— START —

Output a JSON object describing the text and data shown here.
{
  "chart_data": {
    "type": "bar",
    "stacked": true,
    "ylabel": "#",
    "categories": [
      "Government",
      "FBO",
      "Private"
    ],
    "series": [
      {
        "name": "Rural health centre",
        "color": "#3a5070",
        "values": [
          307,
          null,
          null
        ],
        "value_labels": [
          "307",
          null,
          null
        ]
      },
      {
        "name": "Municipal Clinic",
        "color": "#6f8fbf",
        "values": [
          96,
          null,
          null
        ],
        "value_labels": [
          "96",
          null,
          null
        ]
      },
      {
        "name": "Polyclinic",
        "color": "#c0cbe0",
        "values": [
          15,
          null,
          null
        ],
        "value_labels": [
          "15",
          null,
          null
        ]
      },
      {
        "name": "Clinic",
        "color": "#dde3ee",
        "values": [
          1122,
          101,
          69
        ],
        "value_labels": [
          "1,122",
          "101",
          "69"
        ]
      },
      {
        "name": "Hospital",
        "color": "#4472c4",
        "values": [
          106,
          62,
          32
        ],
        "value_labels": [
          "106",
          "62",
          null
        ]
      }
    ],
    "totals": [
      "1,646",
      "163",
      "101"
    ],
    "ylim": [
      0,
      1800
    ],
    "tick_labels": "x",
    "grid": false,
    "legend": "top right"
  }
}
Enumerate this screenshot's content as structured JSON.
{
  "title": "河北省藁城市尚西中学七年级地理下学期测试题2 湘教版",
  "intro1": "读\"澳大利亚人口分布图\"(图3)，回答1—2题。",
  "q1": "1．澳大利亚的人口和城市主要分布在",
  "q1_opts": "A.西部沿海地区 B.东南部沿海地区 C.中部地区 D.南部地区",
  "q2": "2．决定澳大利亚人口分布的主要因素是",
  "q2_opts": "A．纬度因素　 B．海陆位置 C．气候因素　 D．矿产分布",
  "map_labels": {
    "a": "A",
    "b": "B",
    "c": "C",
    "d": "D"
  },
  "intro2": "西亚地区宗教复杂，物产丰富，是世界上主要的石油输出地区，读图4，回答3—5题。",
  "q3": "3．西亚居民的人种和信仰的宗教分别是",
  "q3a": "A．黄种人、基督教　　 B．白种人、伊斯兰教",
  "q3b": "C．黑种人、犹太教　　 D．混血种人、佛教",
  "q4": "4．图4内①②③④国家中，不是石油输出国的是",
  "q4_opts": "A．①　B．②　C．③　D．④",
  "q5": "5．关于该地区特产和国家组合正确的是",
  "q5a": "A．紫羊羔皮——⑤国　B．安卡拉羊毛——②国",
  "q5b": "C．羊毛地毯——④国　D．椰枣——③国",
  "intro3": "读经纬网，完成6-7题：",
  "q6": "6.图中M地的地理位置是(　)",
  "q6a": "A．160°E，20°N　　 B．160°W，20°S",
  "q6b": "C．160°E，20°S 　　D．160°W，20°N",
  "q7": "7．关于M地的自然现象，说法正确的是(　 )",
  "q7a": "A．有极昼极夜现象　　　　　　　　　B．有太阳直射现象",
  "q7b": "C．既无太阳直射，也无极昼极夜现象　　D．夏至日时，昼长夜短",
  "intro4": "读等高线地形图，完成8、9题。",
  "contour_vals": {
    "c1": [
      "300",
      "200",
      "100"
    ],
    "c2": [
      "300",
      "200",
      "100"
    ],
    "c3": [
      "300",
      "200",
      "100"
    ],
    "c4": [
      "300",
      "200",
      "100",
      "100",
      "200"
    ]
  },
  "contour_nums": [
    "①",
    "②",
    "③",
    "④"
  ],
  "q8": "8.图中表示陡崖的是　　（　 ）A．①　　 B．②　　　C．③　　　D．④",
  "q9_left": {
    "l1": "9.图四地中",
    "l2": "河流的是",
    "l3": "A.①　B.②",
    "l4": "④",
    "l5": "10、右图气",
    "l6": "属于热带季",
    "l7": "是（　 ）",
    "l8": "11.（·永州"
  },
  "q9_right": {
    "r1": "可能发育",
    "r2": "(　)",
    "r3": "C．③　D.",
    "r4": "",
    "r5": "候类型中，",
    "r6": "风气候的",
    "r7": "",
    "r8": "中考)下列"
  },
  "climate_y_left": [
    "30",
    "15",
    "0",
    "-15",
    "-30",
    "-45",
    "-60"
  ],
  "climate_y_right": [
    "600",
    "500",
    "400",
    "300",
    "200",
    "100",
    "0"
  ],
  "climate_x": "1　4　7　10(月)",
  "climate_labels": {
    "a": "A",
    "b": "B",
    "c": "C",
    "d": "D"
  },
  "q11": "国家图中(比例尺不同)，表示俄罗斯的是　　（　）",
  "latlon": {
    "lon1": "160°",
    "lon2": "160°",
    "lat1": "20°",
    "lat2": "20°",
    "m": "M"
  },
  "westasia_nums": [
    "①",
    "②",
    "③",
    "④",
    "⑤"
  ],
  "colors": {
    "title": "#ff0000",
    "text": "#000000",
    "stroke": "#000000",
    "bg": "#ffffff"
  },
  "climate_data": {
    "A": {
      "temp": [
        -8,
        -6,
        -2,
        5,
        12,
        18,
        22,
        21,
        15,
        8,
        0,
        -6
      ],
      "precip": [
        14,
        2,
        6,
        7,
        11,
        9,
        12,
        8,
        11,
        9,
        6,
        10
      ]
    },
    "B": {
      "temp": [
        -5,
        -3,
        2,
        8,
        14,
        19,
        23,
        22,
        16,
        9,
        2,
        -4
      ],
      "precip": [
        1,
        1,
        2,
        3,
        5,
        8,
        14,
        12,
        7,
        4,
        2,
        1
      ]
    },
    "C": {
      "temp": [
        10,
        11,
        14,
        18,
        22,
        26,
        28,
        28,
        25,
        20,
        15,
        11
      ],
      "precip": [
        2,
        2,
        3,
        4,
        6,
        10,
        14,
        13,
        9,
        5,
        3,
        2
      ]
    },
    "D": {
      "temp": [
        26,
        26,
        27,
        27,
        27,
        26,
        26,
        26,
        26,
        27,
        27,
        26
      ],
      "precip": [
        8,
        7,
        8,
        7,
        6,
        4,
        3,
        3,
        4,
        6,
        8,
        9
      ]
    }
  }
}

— END —

**STATED GOAL**.
Print the records once more, exactly as they were given.

**EXERCISE SOLUTION**.
Output a JSON object describing the text and data shown here.
{
  "chart_data": {
    "type": "bar",
    "stacked": true,
    "ylabel": "#",
    "categories": [
      "Government",
      "FBO",
      "Private"
    ],
    "series": [
      {
        "name": "Rural health centre",
        "color": "#3a5070",
        "values": [
          307,
          null,
          null
        ],
        "value_labels": [
          "307",
          null,
          null
        ]
      },
      {
        "name": "Municipal Clinic",
        "color": "#6f8fbf",
        "values": [
          96,
          null,
          null
        ],
        "value_labels": [
          "96",
          null,
          null
        ]
      },
      {
        "name": "Polyclinic",
        "color": "#c0cbe0",
        "values": [
          15,
          null,
          null
        ],
        "value_labels": [
          "15",
          null,
          null
        ]
      },
      {
        "name": "Clinic",
        "color": "#dde3ee",
        "values": [
          1122,
          101,
          69
        ],
        "value_labels": [
          "1,122",
          "101",
          "69"
        ]
      },
      {
        "name": "Hospital",
        "color": "#4472c4",
        "values": [
          106,
          62,
          32
        ],
        "value_labels": [
          "106",
          "62",
          null
        ]
      }
    ],
    "totals": [
      "1,646",
      "163",
      "101"
    ],
    "ylim": [
      0,
      1800
    ],
    "tick_labels": "x",
    "grid": false,
    "legend": "top right"
  }
}
Enumerate this screenshot's content as structured JSON.
{
  "title": "河北省藁城市尚西中学七年级地理下学期测试题2 湘教版",
  "intro1": "读\"澳大利亚人口分布图\"(图3)，回答1—2题。",
  "q1": "1．澳大利亚的人口和城市主要分布在",
  "q1_opts": "A.西部沿海地区 B.东南部沿海地区 C.中部地区 D.南部地区",
  "q2": "2．决定澳大利亚人口分布的主要因素是",
  "q2_opts": "A．纬度因素　 B．海陆位置 C．气候因素　 D．矿产分布",
  "map_labels": {
    "a": "A",
    "b": "B",
    "c": "C",
    "d": "D"
  },
  "intro2": "西亚地区宗教复杂，物产丰富，是世界上主要的石油输出地区，读图4，回答3—5题。",
  "q3": "3．西亚居民的人种和信仰的宗教分别是",
  "q3a": "A．黄种人、基督教　　 B．白种人、伊斯兰教",
  "q3b": "C．黑种人、犹太教　　 D．混血种人、佛教",
  "q4": "4．图4内①②③④国家中，不是石油输出国的是",
  "q4_opts": "A．①　B．②　C．③　D．④",
  "q5": "5．关于该地区特产和国家组合正确的是",
  "q5a": "A．紫羊羔皮——⑤国　B．安卡拉羊毛——②国",
  "q5b": "C．羊毛地毯——④国　D．椰枣——③国",
  "intro3": "读经纬网，完成6-7题：",
  "q6": "6.图中M地的地理位置是(　)",
  "q6a": "A．160°E，20°N　　 B．160°W，20°S",
  "q6b": "C．160°E，20°S 　　D．160°W，20°N",
  "q7": "7．关于M地的自然现象，说法正确的是(　 )",
  "q7a": "A．有极昼极夜现象　　　　　　　　　B．有太阳直射现象",
  "q7b": "C．既无太阳直射，也无极昼极夜现象　　D．夏至日时，昼长夜短",
  "intro4": "读等高线地形图，完成8、9题。",
  "contour_vals": {
    "c1": [
      "300",
      "200",
      "100"
    ],
    "c2": [
      "300",
      "200",
      "100"
    ],
    "c3": [
      "300",
      "200",
      "100"
    ],
    "c4": [
      "300",
      "200",
      "100",
      "100",
      "200"
    ]
  },
  "contour_nums": [
    "①",
    "②",
    "③",
    "④"
  ],
  "q8": "8.图中表示陡崖的是　　（　 ）A．①　　 B．②　　　C．③　　　D．④",
  "q9_left": {
    "l1": "9.图四地中",
    "l2": "河流的是",
    "l3": "A.①　B.②",
    "l4": "④",
    "l5": "10、右图气",
    "l6": "属于热带季",
    "l7": "是（　 ）",
    "l8": "11.（·永州"
  },
  "q9_right": {
    "r1": "可能发育",
    "r2": "(　)",
    "r3": "C．③　D.",
    "r4": "",
    "r5": "候类型中，",
    "r6": "风气候的",
    "r7": "",
    "r8": "中考)下列"
  },
  "climate_y_left": [
    "30",
    "15",
    "0",
    "-15",
    "-30",
    "-45",
    "-60"
  ],
  "climate_y_right": [
    "600",
    "500",
    "400",
    "300",
    "200",
    "100",
    "0"
  ],
  "climate_x": "1　4　7　10(月)",
  "climate_labels": {
    "a": "A",
    "b": "B",
    "c": "C",
    "d": "D"
  },
  "q11": "国家图中(比例尺不同)，表示俄罗斯的是　　（　）",
  "latlon": {
    "lon1": "160°",
    "lon2": "160°",
    "lat1": "20°",
    "lat2": "20°",
    "m": "M"
  },
  "westasia_nums": [
    "①",
    "②",
    "③",
    "④",
    "⑤"
  ],
  "colors": {
    "title": "#ff0000",
    "text": "#000000",
    "stroke": "#000000",
    "bg": "#ffffff"
  },
  "climate_data": {
    "A": {
      "temp": [
        -8,
        -6,
        -2,
        5,
        12,
        18,
        22,
        21,
        15,
        8,
        0,
        -6
      ],
      "precip": [
        14,
        2,
        6,
        7,
        11,
        9,
        12,
        8,
        11,
        9,
        6,
        10
      ]
    },
    "B": {
      "temp": [
        -5,
        -3,
        2,
        8,
        14,
        19,
        23,
        22,
        16,
        9,
        2,
        -4
      ],
      "precip": [
        1,
        1,
        2,
        3,
        5,
        8,
        14,
        12,
        7,
        4,
        2,
        1
      ]
    },
    "C": {
      "temp": [
        10,
        11,
        14,
        18,
        22,
        26,
        28,
        28,
        25,
        20,
        15,
        11
      ],
      "precip": [
        2,
        2,
        3,
        4,
        6,
        10,
        14,
        13,
        9,
        5,
        3,
        2
      ]
    },
    "D": {
      "temp": [
        26,
        26,
        27,
        27,
        27,
        26,
        26,
        26,
        26,
        27,
        27,
        26
      ],
      "precip": [
        8,
        7,
        8,
        7,
        6,
        4,
        3,
        3,
        4,
        6,
        8,
        9
      ]
    }
  }
}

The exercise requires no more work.